INSTRUCTION:
Extract, from the listing that follows, each line containing the word "medesimi".

DATA RECORDS:

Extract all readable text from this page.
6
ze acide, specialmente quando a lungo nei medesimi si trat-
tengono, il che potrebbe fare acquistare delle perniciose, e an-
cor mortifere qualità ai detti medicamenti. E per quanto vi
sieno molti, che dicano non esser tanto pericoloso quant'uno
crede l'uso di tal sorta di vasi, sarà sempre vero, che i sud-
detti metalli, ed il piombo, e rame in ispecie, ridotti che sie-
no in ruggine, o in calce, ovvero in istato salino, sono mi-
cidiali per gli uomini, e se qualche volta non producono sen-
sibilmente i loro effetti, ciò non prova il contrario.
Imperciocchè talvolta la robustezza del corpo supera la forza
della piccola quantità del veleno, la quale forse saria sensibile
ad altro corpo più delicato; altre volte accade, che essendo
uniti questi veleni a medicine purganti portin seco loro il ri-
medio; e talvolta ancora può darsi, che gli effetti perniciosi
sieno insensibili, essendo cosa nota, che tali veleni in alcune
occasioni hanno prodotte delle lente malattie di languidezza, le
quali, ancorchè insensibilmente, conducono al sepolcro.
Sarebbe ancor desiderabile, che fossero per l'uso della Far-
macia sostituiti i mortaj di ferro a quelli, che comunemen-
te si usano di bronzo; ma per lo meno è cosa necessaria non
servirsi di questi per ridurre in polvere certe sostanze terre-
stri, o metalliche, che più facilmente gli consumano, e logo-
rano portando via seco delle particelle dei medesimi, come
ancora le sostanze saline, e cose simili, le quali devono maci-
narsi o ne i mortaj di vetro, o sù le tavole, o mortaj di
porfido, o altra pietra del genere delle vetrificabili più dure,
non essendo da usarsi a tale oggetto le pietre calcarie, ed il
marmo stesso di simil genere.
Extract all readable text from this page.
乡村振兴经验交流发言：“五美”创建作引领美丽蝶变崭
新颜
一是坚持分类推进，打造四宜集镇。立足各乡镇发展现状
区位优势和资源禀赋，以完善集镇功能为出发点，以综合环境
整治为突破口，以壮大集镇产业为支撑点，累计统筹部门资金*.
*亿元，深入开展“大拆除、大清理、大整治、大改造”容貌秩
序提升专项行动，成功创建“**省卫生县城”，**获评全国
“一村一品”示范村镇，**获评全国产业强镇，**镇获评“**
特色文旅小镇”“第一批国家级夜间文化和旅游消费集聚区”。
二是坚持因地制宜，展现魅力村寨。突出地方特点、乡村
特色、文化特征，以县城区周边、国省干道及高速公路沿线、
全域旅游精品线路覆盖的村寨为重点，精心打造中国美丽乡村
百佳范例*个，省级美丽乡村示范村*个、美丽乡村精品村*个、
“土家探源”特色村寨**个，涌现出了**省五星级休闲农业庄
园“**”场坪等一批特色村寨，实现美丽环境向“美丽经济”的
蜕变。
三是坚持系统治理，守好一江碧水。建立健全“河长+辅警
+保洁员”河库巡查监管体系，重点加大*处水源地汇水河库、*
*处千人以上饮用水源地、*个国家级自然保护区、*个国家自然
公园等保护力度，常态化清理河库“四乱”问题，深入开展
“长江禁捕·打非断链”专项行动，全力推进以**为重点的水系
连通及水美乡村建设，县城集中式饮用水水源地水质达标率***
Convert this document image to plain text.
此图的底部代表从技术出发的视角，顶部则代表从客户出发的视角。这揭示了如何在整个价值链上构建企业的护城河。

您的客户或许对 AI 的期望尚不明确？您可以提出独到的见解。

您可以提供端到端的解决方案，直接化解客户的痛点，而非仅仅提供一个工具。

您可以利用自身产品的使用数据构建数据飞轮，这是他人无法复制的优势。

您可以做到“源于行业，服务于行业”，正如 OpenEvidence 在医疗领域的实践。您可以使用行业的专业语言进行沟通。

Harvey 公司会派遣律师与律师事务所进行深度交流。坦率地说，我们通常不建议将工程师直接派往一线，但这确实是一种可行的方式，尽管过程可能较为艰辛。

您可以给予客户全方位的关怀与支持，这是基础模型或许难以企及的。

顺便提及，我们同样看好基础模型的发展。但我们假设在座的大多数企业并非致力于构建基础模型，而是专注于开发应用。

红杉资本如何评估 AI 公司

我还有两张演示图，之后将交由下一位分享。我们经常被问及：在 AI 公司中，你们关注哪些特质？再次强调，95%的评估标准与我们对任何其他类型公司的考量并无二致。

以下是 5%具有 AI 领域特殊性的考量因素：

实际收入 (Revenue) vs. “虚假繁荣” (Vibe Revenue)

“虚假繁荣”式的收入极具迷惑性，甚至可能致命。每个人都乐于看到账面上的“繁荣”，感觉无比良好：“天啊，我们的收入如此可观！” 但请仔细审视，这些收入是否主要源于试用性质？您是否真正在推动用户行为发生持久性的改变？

WORKED ANSWER:
ze acide, specialmente quando a lungo nei medesimi si trat-
rano portando via seco delle particelle dei medesimi, come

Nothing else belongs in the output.